DIRECTION: Return all lines below containing the word "label".

* Begin DATA PROVIDED *

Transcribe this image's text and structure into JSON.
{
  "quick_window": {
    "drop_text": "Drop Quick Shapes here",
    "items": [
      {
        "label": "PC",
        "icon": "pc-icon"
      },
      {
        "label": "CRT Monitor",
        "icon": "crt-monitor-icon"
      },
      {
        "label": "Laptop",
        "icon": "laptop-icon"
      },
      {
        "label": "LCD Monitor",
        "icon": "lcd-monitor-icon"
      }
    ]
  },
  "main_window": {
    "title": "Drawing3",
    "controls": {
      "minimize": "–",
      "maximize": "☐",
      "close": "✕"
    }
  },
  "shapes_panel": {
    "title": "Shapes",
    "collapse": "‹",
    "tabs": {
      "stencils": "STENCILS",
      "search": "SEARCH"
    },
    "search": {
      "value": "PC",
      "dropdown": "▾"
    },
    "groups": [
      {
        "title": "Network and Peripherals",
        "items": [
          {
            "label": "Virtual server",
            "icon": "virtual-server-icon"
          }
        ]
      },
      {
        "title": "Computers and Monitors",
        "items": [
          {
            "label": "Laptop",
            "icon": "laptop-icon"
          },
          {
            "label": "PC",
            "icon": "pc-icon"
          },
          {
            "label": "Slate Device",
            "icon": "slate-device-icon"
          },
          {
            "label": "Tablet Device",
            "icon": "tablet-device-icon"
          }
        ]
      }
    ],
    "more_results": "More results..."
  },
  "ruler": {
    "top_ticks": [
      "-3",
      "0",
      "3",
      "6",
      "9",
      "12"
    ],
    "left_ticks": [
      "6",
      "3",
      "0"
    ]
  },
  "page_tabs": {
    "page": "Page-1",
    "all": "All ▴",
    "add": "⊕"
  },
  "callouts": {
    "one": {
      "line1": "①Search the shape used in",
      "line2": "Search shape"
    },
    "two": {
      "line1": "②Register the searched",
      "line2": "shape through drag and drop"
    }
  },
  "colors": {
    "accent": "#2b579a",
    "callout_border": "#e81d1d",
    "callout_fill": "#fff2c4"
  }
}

* End DATA PROVIDED *

RESULT:
        "label": "PC",
        "label": "CRT Monitor",
        "label": "Laptop",
        "label": "LCD Monitor",
            "label": "Virtual server",
            "label": "Laptop",
            "label": "PC",
            "label": "Slate Device",
            "label": "Tablet Device",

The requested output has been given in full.